**EXERCISE DETAILS:**
Write out the records word for word, with no pictures.

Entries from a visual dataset
.....

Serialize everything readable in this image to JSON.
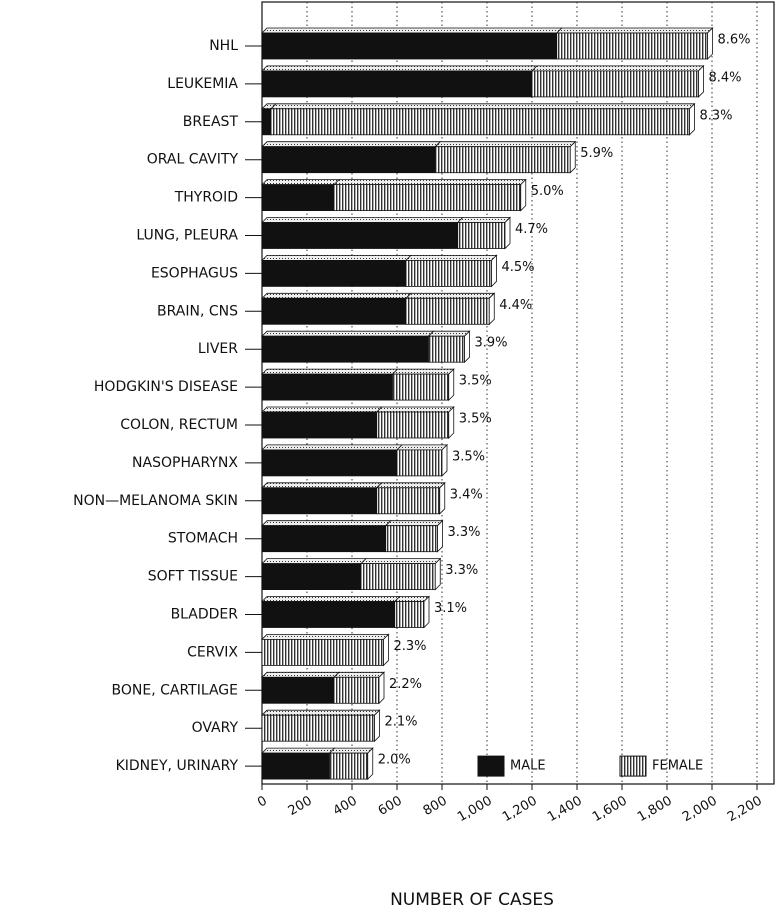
{
  "chart_data": {
    "type": "stacked_barh",
    "x_label": "NUMBER OF CASES",
    "categories": [
      "NHL",
      "LEUKEMIA",
      "BREAST",
      "ORAL CAVITY",
      "THYROID",
      "LUNG, PLEURA",
      "ESOPHAGUS",
      "BRAIN, CNS",
      "LIVER",
      "HODGKIN'S DISEASE",
      "COLON, RECTUM",
      "NASOPHARYNX",
      "NON—MELANOMA SKIN",
      "STOMACH",
      "SOFT TISSUE",
      "BLADDER",
      "CERVIX",
      "BONE, CARTILAGE",
      "OVARY",
      "KIDNEY, URINARY"
    ],
    "series": [
      {
        "name": "MALE",
        "color": "#111111",
        "values": [
          1310,
          1200,
          40,
          770,
          320,
          870,
          640,
          640,
          740,
          580,
          510,
          600,
          510,
          550,
          440,
          590,
          0,
          320,
          0,
          300
        ]
      },
      {
        "name": "FEMALE",
        "color": "#bbbbbb",
        "values": [
          670,
          740,
          1860,
          600,
          830,
          210,
          380,
          370,
          160,
          250,
          320,
          200,
          280,
          230,
          330,
          130,
          540,
          200,
          500,
          170
        ]
      }
    ],
    "annotations": [
      "8.6%",
      "8.4%",
      "8.3%",
      "5.9%",
      "5.0%",
      "4.7%",
      "4.5%",
      "4.4%",
      "3.9%",
      "3.5%",
      "3.5%",
      "3.5%",
      "3.4%",
      "3.3%",
      "3.3%",
      "3.1%",
      "2.3%",
      "2.2%",
      "2.1%",
      "2.0%"
    ],
    "xlim": [
      0,
      2200
    ],
    "xticks": [
      0,
      200,
      400,
      600,
      800,
      {
        "value": 1000,
        "label": "1,000"
      },
      {
        "value": 1200,
        "label": "1,200"
      },
      {
        "value": 1400,
        "label": "1,400"
      },
      {
        "value": 1600,
        "label": "1,600"
      },
      {
        "value": 1800,
        "label": "1,800"
      },
      {
        "value": 2000,
        "label": "2,000"
      },
      {
        "value": 2200,
        "label": "2,200"
      }
    ],
    "grid": true,
    "legend": "lower right"
  }
}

.....

**EXERCISE OUTPUT:**
Serialize everything readable in this image to JSON.
{
  "chart_data": {
    "type": "stacked_barh",
    "x_label": "NUMBER OF CASES",
    "categories": [
      "NHL",
      "LEUKEMIA",
      "BREAST",
      "ORAL CAVITY",
      "THYROID",
      "LUNG, PLEURA",
      "ESOPHAGUS",
      "BRAIN, CNS",
      "LIVER",
      "HODGKIN'S DISEASE",
      "COLON, RECTUM",
      "NASOPHARYNX",
      "NON—MELANOMA SKIN",
      "STOMACH",
      "SOFT TISSUE",
      "BLADDER",
      "CERVIX",
      "BONE, CARTILAGE",
      "OVARY",
      "KIDNEY, URINARY"
    ],
    "series": [
      {
        "name": "MALE",
        "color": "#111111",
        "values": [
          1310,
          1200,
          40,
          770,
          320,
          870,
          640,
          640,
          740,
          580,
          510,
          600,
          510,
          550,
          440,
          590,
          0,
          320,
          0,
          300
        ]
      },
      {
        "name": "FEMALE",
        "color": "#bbbbbb",
        "values": [
          670,
          740,
          1860,
          600,
          830,
          210,
          380,
          370,
          160,
          250,
          320,
          200,
          280,
          230,
          330,
          130,
          540,
          200,
          500,
          170
        ]
      }
    ],
    "annotations": [
      "8.6%",
      "8.4%",
      "8.3%",
      "5.9%",
      "5.0%",
      "4.7%",
      "4.5%",
      "4.4%",
      "3.9%",
      "3.5%",
      "3.5%",
      "3.5%",
      "3.4%",
      "3.3%",
      "3.3%",
      "3.1%",
      "2.3%",
      "2.2%",
      "2.1%",
      "2.0%"
    ],
    "xlim": [
      0,
      2200
    ],
    "xticks": [
      0,
      200,
      400,
      600,
      800,
      {
        "value": 1000,
        "label": "1,000"
      },
      {
        "value": 1200,
        "label": "1,200"
      },
      {
        "value": 1400,
        "label": "1,400"
      },
      {
        "value": 1600,
        "label": "1,600"
      },
      {
        "value": 1800,
        "label": "1,800"
      },
      {
        "value": 2000,
        "label": "2,000"
      },
      {
        "value": 2200,
        "label": "2,200"
      }
    ],
    "grid": true,
    "legend": "lower right"
  }
}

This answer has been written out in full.